**TASK STATEMENT**. Reproduce the lines below without any change, starting at the first one and ending at the line that contains "Ellipse shape — [254, 251, 284, 284]", including both.

◆ ◆ ◆ ◆ ◆ ◆ ◆

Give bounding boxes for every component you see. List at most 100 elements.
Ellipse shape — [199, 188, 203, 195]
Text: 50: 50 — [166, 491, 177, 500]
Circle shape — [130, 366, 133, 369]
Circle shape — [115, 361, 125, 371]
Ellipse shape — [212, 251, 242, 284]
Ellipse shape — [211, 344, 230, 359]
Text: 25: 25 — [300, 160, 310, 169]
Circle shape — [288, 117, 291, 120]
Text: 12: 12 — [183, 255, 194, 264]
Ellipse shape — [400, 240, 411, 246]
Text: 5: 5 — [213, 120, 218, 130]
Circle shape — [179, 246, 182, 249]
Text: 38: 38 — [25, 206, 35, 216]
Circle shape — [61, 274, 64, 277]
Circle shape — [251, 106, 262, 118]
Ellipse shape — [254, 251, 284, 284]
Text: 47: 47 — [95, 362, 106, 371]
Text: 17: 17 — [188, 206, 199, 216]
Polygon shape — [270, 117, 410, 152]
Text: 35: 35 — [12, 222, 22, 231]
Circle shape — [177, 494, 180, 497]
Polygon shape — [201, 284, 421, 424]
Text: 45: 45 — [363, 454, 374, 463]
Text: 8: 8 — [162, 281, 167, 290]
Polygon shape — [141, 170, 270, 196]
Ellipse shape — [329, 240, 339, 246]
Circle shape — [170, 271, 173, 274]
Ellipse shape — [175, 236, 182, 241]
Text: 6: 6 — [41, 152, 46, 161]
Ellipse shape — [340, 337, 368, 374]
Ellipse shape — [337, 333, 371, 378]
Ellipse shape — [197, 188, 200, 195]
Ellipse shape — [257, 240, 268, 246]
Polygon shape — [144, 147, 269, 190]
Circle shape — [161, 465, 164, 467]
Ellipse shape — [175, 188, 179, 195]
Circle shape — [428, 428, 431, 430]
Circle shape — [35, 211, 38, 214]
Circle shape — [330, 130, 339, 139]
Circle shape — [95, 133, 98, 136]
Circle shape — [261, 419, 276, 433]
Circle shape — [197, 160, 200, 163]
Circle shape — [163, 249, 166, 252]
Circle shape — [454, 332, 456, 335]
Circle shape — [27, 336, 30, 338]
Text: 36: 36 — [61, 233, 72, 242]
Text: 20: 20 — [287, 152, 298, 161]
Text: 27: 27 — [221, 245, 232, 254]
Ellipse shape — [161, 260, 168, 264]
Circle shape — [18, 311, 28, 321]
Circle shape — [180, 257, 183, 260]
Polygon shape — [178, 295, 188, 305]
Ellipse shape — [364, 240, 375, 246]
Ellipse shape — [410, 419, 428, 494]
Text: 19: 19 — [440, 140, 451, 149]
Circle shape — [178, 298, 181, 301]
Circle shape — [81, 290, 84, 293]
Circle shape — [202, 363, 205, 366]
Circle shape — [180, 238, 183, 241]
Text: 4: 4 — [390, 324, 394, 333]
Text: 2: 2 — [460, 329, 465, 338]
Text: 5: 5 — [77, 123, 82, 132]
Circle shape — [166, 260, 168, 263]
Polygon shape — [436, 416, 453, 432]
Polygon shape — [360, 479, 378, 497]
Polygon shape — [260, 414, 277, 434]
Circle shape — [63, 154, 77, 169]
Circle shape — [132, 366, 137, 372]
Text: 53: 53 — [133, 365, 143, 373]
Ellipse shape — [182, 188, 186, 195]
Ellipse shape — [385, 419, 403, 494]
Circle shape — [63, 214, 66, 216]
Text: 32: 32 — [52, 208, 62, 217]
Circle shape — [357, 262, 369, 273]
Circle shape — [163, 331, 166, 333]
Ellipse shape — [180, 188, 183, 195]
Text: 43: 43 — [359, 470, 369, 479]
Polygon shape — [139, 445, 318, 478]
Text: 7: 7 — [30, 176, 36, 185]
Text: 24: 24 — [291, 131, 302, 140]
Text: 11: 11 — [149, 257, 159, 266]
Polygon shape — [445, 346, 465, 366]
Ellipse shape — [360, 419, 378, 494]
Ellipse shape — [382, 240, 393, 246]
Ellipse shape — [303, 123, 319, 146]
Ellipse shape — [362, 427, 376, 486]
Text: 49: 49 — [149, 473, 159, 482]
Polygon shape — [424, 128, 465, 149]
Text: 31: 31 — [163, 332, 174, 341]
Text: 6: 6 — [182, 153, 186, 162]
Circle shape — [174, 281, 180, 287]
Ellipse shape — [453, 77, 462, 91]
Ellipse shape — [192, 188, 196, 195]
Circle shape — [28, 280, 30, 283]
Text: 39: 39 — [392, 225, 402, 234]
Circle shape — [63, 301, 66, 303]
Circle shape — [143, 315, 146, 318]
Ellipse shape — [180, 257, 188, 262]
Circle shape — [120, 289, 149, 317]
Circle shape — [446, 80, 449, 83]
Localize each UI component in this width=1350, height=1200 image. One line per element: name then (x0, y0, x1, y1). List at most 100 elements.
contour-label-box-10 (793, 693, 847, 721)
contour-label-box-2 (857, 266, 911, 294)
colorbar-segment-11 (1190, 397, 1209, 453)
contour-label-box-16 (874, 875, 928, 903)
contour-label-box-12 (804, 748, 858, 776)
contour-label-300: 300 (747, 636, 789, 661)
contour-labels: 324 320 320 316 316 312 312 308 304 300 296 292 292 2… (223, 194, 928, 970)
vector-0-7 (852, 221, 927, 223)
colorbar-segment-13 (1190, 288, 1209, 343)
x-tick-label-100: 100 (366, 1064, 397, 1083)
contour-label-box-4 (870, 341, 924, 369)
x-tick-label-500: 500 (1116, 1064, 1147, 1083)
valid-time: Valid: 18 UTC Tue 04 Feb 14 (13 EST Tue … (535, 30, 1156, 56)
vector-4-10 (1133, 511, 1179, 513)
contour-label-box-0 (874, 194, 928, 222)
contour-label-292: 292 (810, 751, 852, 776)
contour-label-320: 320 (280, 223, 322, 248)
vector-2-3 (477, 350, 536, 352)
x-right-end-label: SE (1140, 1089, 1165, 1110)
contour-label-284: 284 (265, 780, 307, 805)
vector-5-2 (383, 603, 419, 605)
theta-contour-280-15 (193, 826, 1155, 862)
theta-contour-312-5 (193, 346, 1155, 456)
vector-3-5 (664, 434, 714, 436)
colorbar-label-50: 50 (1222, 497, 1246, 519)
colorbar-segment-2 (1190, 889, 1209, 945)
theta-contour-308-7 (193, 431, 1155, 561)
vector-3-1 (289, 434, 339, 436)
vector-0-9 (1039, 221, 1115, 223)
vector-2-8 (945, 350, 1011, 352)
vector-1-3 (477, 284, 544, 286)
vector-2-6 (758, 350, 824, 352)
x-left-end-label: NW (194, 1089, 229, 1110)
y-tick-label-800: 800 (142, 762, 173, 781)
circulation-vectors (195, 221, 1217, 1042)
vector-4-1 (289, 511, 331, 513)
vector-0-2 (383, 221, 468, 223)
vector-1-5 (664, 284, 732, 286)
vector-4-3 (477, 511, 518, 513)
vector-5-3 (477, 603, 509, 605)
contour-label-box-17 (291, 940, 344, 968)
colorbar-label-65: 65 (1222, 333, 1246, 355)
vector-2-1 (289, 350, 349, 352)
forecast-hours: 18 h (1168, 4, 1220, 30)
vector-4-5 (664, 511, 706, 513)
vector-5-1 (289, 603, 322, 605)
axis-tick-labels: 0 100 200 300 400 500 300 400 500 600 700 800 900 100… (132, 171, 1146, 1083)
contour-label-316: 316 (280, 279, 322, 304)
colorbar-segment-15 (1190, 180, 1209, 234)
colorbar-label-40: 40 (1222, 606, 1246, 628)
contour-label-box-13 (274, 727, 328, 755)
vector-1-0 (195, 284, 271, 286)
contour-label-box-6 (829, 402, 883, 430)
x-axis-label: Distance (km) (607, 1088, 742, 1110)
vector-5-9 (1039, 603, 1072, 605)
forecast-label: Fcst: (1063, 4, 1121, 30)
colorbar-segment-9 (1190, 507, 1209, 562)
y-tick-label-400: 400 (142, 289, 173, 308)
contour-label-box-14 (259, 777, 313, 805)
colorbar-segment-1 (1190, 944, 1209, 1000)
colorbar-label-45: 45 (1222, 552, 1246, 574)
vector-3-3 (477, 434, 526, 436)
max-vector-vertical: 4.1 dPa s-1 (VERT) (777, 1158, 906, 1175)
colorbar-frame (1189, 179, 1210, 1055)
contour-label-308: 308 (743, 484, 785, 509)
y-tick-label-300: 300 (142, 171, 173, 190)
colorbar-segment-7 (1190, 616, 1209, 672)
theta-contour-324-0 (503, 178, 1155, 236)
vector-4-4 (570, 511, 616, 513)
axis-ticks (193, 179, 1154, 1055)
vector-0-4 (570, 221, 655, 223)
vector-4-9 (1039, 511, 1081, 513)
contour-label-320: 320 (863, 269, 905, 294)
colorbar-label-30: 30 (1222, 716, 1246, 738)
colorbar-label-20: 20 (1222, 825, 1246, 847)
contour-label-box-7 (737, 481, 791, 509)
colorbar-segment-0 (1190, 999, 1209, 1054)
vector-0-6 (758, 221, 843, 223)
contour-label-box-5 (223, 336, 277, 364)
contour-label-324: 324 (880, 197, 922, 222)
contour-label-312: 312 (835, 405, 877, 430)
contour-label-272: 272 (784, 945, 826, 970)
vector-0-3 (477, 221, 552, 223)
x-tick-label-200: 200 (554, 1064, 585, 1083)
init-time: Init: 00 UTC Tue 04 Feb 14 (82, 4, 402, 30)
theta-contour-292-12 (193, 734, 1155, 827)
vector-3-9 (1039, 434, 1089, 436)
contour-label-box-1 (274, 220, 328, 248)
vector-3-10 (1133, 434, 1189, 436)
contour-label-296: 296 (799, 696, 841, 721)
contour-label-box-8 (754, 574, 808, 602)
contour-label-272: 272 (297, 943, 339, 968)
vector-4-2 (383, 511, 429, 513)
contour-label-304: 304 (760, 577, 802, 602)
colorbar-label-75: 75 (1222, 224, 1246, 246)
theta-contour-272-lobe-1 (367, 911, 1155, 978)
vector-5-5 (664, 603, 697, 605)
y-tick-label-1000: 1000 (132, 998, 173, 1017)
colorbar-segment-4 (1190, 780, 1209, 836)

◆ ◆ ◆ ◆ ◆ ◆ ◆

**EXPECTED ANSWER**.
Give bounding boxes for every component you see. List at most 100 elements.
Ellipse shape — [199, 188, 203, 195]
Text: 50: 50 — [166, 491, 177, 500]
Circle shape — [130, 366, 133, 369]
Circle shape — [115, 361, 125, 371]
Ellipse shape — [212, 251, 242, 284]
Ellipse shape — [211, 344, 230, 359]
Text: 25: 25 — [300, 160, 310, 169]
Circle shape — [288, 117, 291, 120]
Text: 12: 12 — [183, 255, 194, 264]
Ellipse shape — [400, 240, 411, 246]
Text: 5: 5 — [213, 120, 218, 130]
Circle shape — [179, 246, 182, 249]
Text: 38: 38 — [25, 206, 35, 216]
Circle shape — [61, 274, 64, 277]
Circle shape — [251, 106, 262, 118]
Ellipse shape — [254, 251, 284, 284]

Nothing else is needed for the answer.